* _Written instruction_: Below are some records; repeat them all exactly, minus the pictures.

* _Stored records_:
--------------------------------------------------
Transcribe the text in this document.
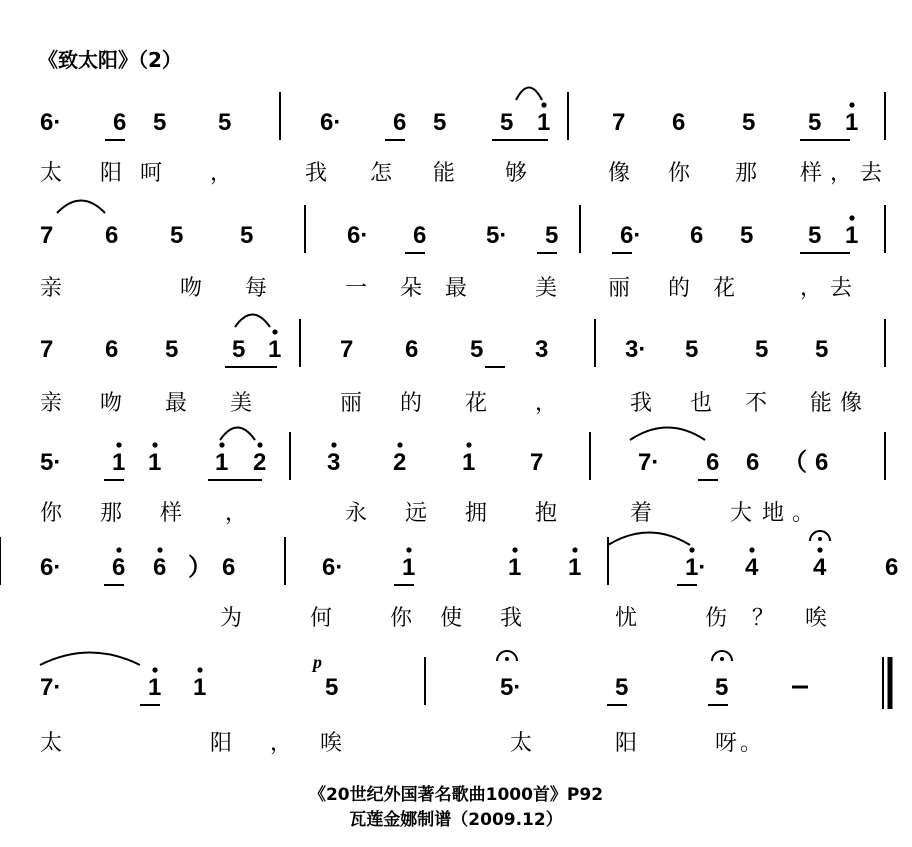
《致太阳》（2）
6· 6 5 5	6· 6 5 5 1	7 6 5 5 1
太 阳 呵 ，	我 怎 能 够	像 你 那 样 ， 去
7 6 5 5	6· 6 5· 5	6· 6 5 5 1
亲	吻 每	一 朵 最	美 丽 的 花	， 去
7 6 5 5 1 7 6 5 3	3· 5 5 5
亲 吻 最 美	丽 的 花 ，	我 也 不 能 像
5· 1 1 1 2	3 2 1 7	7· 6 6 （ 6
你 那 样 ，	永 远 拥 抱	着	大 地 。
6· 6 6 ） 6	6· 1	1 1	1· 4 4 6
为	何	你 使 我	忧	伤 ？ 唉
7·	1 1	5	5·	5	5
太	阳 ， 唉	太	阳	呀 。
p
《20世纪外国著名歌曲1000首》P92
瓦莲金娜制谱（2009.12）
--------------------------------------------------
* _Result of this exercise_:
Transcribe the text in this document.
《致太阳》（2）
6· 6 5 5	6· 6 5 5 1	7 6 5 5 1
太 阳 呵 ，	我 怎 能 够	像 你 那 样 ， 去
7 6 5 5	6· 6 5· 5	6· 6 5 5 1
亲	吻 每	一 朵 最	美 丽 的 花	， 去
7 6 5 5 1 7 6 5 3	3· 5 5 5
亲 吻 最 美	丽 的 花 ，	我 也 不 能 像
5· 1 1 1 2	3 2 1 7	7· 6 6 （ 6
你 那 样 ，	永 远 拥 抱	着	大 地 。
6· 6 6 ） 6	6· 1	1 1	1· 4 4 6
为	何	你 使 我	忧	伤 ？ 唉
7·	1 1	5	5·	5	5
太	阳 ， 唉	太	阳	呀 。
p
《20世纪外国著名歌曲1000首》P92
瓦莲金娜制谱（2009.12）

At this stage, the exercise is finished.